• DESCRIPTION OF THE TASK:
Transcribe the listing that follows in full, omitting pictures.

═══

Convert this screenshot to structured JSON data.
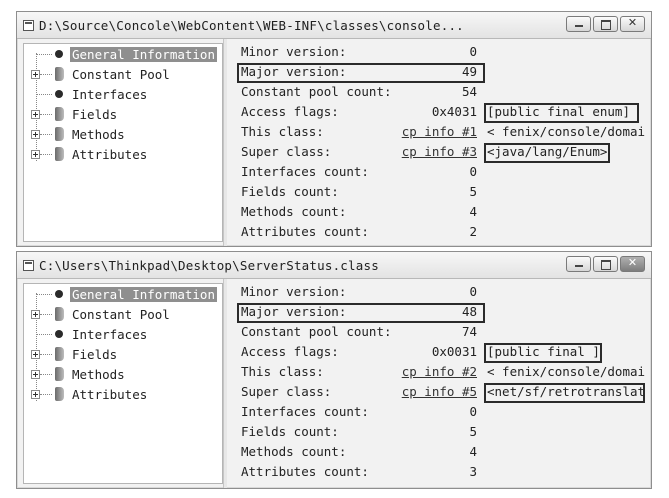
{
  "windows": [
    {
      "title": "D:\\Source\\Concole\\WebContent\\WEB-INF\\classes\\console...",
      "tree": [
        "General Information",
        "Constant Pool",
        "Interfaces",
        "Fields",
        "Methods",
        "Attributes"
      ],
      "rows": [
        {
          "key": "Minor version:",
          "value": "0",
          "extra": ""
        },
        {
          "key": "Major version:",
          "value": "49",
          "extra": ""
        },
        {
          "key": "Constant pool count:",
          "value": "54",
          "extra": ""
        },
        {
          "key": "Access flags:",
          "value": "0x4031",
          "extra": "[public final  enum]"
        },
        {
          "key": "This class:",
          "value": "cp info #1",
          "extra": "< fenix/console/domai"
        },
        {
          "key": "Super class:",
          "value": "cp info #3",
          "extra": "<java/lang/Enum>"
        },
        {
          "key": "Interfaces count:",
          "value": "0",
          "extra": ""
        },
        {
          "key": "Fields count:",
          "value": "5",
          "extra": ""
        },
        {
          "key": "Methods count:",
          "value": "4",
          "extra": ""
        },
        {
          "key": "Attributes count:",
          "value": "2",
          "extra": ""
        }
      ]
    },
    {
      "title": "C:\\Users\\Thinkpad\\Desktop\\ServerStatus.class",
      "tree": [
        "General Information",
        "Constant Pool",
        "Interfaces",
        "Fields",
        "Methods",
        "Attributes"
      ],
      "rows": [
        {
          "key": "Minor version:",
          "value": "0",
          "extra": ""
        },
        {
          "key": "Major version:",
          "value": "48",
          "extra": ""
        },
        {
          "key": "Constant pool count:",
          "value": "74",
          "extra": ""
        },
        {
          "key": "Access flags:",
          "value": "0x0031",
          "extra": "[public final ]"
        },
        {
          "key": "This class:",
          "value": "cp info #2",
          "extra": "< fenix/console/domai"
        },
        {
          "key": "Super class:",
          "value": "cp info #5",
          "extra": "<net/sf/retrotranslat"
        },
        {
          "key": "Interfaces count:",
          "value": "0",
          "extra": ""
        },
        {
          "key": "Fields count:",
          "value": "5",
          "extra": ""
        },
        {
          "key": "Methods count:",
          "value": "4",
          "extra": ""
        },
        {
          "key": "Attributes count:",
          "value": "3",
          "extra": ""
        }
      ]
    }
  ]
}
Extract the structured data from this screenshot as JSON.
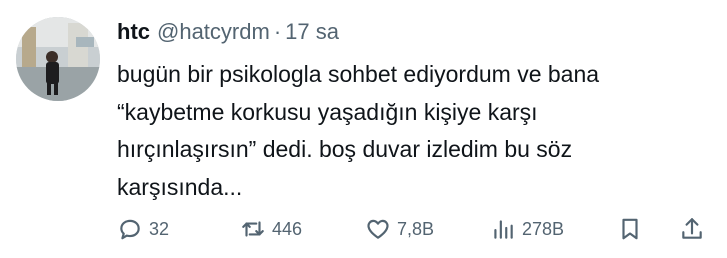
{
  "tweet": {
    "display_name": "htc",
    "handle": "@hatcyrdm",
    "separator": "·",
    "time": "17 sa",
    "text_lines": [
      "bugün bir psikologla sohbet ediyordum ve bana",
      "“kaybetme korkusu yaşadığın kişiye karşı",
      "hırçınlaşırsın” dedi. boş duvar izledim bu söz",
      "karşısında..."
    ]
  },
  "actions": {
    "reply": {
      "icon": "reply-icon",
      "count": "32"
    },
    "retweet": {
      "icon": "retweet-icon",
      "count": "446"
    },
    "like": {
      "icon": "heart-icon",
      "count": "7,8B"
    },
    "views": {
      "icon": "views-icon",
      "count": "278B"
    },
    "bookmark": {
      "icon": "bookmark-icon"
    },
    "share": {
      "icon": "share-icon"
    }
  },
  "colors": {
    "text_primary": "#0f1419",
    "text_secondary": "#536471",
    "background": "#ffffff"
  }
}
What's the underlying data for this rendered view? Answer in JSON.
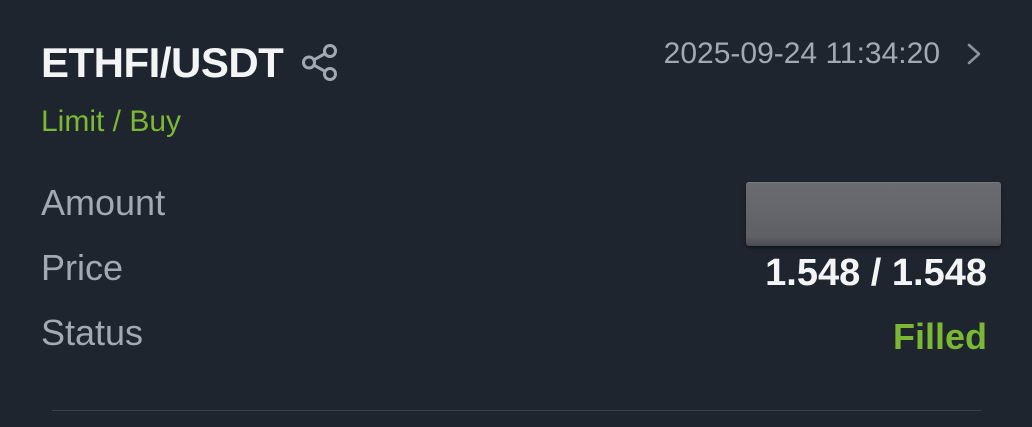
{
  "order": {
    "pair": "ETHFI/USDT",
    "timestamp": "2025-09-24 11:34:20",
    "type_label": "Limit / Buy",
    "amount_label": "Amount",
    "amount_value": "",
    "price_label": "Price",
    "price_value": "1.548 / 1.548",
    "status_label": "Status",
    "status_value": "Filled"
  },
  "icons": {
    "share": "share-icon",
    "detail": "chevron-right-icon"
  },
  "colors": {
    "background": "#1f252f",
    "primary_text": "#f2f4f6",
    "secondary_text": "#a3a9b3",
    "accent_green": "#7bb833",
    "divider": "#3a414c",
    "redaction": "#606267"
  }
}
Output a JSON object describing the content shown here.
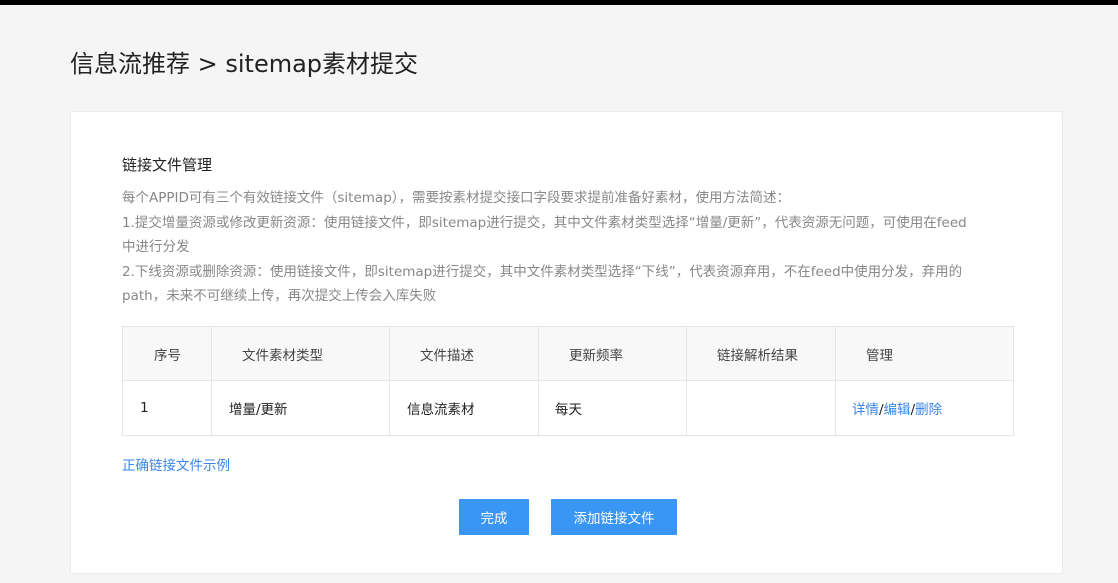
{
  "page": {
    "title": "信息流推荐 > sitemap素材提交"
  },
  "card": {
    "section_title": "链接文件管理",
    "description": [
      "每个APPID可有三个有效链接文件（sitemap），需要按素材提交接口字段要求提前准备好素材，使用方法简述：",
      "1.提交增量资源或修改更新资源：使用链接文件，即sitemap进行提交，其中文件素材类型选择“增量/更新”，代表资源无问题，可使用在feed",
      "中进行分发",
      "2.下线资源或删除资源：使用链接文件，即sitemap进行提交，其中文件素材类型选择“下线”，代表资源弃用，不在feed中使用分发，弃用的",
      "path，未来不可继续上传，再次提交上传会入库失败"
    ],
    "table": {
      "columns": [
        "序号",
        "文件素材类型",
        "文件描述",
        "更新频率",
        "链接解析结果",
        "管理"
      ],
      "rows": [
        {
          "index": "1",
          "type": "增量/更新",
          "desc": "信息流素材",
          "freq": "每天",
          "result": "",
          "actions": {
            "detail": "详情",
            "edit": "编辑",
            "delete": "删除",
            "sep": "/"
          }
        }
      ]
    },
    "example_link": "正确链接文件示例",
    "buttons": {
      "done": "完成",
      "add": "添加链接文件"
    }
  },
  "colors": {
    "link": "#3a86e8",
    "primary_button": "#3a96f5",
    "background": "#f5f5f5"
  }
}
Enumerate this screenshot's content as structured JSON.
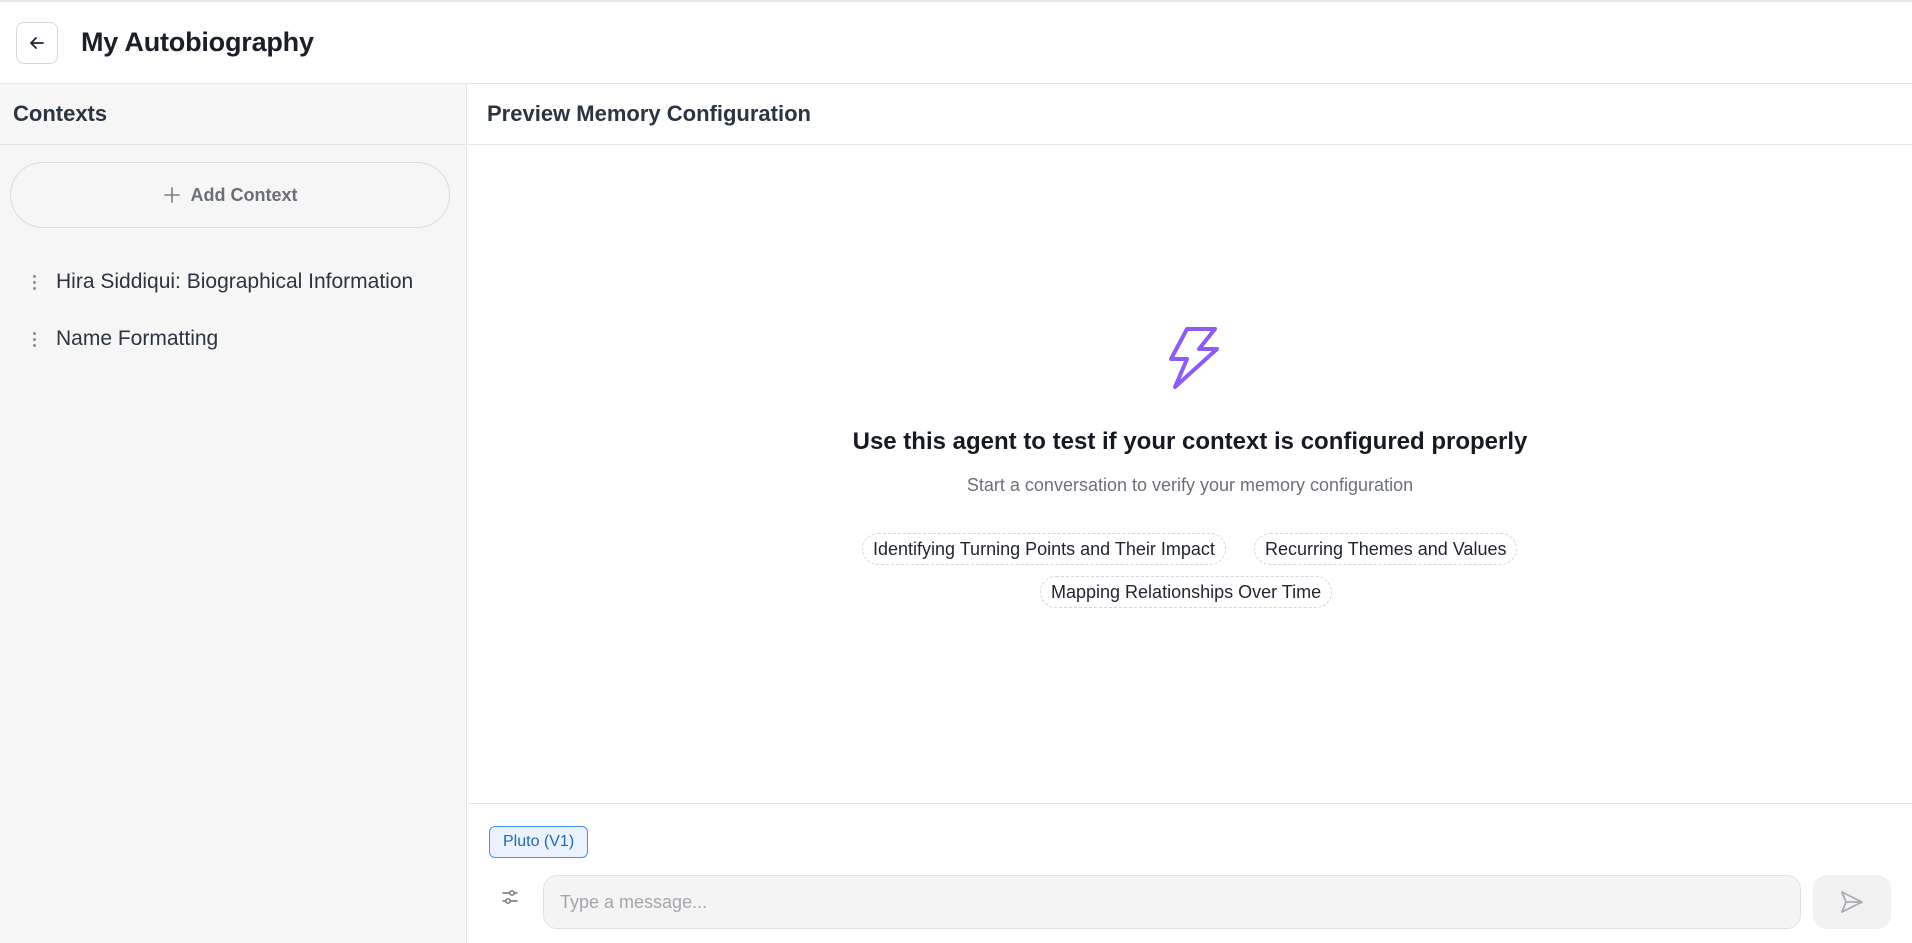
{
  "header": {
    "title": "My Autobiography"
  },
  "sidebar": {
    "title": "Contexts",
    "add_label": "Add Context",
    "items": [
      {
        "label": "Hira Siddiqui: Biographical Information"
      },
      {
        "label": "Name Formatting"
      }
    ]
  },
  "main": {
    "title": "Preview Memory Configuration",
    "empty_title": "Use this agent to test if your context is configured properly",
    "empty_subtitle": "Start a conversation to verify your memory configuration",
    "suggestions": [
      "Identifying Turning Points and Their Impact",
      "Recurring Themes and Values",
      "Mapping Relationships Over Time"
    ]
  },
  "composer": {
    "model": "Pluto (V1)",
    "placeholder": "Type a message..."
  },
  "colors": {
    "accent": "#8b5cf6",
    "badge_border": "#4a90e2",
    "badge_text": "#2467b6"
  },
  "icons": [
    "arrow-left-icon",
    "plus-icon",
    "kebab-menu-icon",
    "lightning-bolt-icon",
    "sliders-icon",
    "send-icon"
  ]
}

═══

• RESULT:
Convert this screenshot to structured JSON data.
{
  "windows": [
    {
      "title": "D:\\Source\\Concole\\WebContent\\WEB-INF\\classes\\console...",
      "tree": [
        "General Information",
        "Constant Pool",
        "Interfaces",
        "Fields",
        "Methods",
        "Attributes"
      ],
      "rows": [
        {
          "key": "Minor version:",
          "value": "0",
          "extra": ""
        },
        {
          "key": "Major version:",
          "value": "49",
          "extra": ""
        },
        {
          "key": "Constant pool count:",
          "value": "54",
          "extra": ""
        },
        {
          "key": "Access flags:",
          "value": "0x4031",
          "extra": "[public final  enum]"
        },
        {
          "key": "This class:",
          "value": "cp info #1",
          "extra": "< fenix/console/domai"
        },
        {
          "key": "Super class:",
          "value": "cp info #3",
          "extra": "<java/lang/Enum>"
        },
        {
          "key": "Interfaces count:",
          "value": "0",
          "extra": ""
        },
        {
          "key": "Fields count:",
          "value": "5",
          "extra": ""
        },
        {
          "key": "Methods count:",
          "value": "4",
          "extra": ""
        },
        {
          "key": "Attributes count:",
          "value": "2",
          "extra": ""
        }
      ]
    },
    {
      "title": "C:\\Users\\Thinkpad\\Desktop\\ServerStatus.class",
      "tree": [
        "General Information",
        "Constant Pool",
        "Interfaces",
        "Fields",
        "Methods",
        "Attributes"
      ],
      "rows": [
        {
          "key": "Minor version:",
          "value": "0",
          "extra": ""
        },
        {
          "key": "Major version:",
          "value": "48",
          "extra": ""
        },
        {
          "key": "Constant pool count:",
          "value": "74",
          "extra": ""
        },
        {
          "key": "Access flags:",
          "value": "0x0031",
          "extra": "[public final ]"
        },
        {
          "key": "This class:",
          "value": "cp info #2",
          "extra": "< fenix/console/domai"
        },
        {
          "key": "Super class:",
          "value": "cp info #5",
          "extra": "<net/sf/retrotranslat"
        },
        {
          "key": "Interfaces count:",
          "value": "0",
          "extra": ""
        },
        {
          "key": "Fields count:",
          "value": "5",
          "extra": ""
        },
        {
          "key": "Methods count:",
          "value": "4",
          "extra": ""
        },
        {
          "key": "Attributes count:",
          "value": "3",
          "extra": ""
        }
      ]
    }
  ]
}
Extract the structured data from this screenshot as JSON.
{
  "tweet": {
    "display_name": "htc",
    "handle": "@hatcyrdm",
    "separator": "·",
    "time": "17 sa",
    "text_lines": [
      "bugün bir psikologla sohbet ediyordum ve bana",
      "“kaybetme korkusu yaşadığın kişiye karşı",
      "hırçınlaşırsın” dedi. boş duvar izledim bu söz",
      "karşısında..."
    ]
  },
  "actions": {
    "reply": {
      "icon": "reply-icon",
      "count": "32"
    },
    "retweet": {
      "icon": "retweet-icon",
      "count": "446"
    },
    "like": {
      "icon": "heart-icon",
      "count": "7,8B"
    },
    "views": {
      "icon": "views-icon",
      "count": "278B"
    },
    "bookmark": {
      "icon": "bookmark-icon"
    },
    "share": {
      "icon": "share-icon"
    }
  },
  "colors": {
    "text_primary": "#0f1419",
    "text_secondary": "#536471",
    "background": "#ffffff"
  }
}
What's the underlying data for this rendered view? Answer in JSON.
{
  "order": {
    "pair": "ETHFI/USDT",
    "timestamp": "2025-09-24 11:34:20",
    "type_label": "Limit / Buy",
    "amount_label": "Amount",
    "amount_value": "",
    "price_label": "Price",
    "price_value": "1.548 / 1.548",
    "status_label": "Status",
    "status_value": "Filled"
  },
  "icons": {
    "share": "share-icon",
    "detail": "chevron-right-icon"
  },
  "colors": {
    "background": "#1f252f",
    "primary_text": "#f2f4f6",
    "secondary_text": "#a3a9b3",
    "accent_green": "#7bb833",
    "divider": "#3a414c",
    "redaction": "#606267"
  }
}
Output a JSON object describing the content shown here.
{
  "page": {
    "title": "信息流推荐 > sitemap素材提交"
  },
  "card": {
    "section_title": "链接文件管理",
    "description": [
      "每个APPID可有三个有效链接文件（sitemap），需要按素材提交接口字段要求提前准备好素材，使用方法简述：",
      "1.提交增量资源或修改更新资源：使用链接文件，即sitemap进行提交，其中文件素材类型选择“增量/更新”，代表资源无问题，可使用在feed",
      "中进行分发",
      "2.下线资源或删除资源：使用链接文件，即sitemap进行提交，其中文件素材类型选择“下线”，代表资源弃用，不在feed中使用分发，弃用的",
      "path，未来不可继续上传，再次提交上传会入库失败"
    ],
    "table": {
      "columns": [
        "序号",
        "文件素材类型",
        "文件描述",
        "更新频率",
        "链接解析结果",
        "管理"
      ],
      "rows": [
        {
          "index": "1",
          "type": "增量/更新",
          "desc": "信息流素材",
          "freq": "每天",
          "result": "",
          "actions": {
            "detail": "详情",
            "edit": "编辑",
            "delete": "删除",
            "sep": "/"
          }
        }
      ]
    },
    "example_link": "正确链接文件示例",
    "buttons": {
      "done": "完成",
      "add": "添加链接文件"
    }
  },
  "colors": {
    "link": "#3a86e8",
    "primary_button": "#3a96f5",
    "background": "#f5f5f5"
  }
}
Enumerate this screenshot's content as structured JSON.
{
  "header": {
    "title": "My Autobiography"
  },
  "sidebar": {
    "title": "Contexts",
    "add_label": "Add Context",
    "items": [
      {
        "label": "Hira Siddiqui: Biographical Information"
      },
      {
        "label": "Name Formatting"
      }
    ]
  },
  "main": {
    "title": "Preview Memory Configuration",
    "empty_title": "Use this agent to test if your context is configured properly",
    "empty_subtitle": "Start a conversation to verify your memory configuration",
    "suggestions": [
      "Identifying Turning Points and Their Impact",
      "Recurring Themes and Values",
      "Mapping Relationships Over Time"
    ]
  },
  "composer": {
    "model": "Pluto (V1)",
    "placeholder": "Type a message..."
  },
  "colors": {
    "accent": "#8b5cf6",
    "badge_border": "#4a90e2",
    "badge_text": "#2467b6"
  },
  "icons": [
    "arrow-left-icon",
    "plus-icon",
    "kebab-menu-icon",
    "lightning-bolt-icon",
    "sliders-icon",
    "send-icon"
  ]
}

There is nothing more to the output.